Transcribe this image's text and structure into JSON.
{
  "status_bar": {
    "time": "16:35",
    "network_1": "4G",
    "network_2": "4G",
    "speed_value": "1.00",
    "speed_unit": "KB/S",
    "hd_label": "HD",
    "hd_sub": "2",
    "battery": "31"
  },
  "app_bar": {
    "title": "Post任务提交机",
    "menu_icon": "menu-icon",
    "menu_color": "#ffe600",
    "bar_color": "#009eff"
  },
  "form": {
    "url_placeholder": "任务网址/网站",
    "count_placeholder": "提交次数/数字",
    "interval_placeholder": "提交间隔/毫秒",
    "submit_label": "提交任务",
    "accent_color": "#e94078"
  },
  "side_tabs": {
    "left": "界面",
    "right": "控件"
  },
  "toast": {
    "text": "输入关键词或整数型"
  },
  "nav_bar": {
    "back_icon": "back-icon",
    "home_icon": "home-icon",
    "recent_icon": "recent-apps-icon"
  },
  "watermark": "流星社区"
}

----------

From the entries above, copy every line containing the word "icon".

→ Solution to this exercise
    "menu_icon": "menu-icon",
    "back_icon": "back-icon",
    "home_icon": "home-icon",
    "recent_icon": "recent-apps-icon"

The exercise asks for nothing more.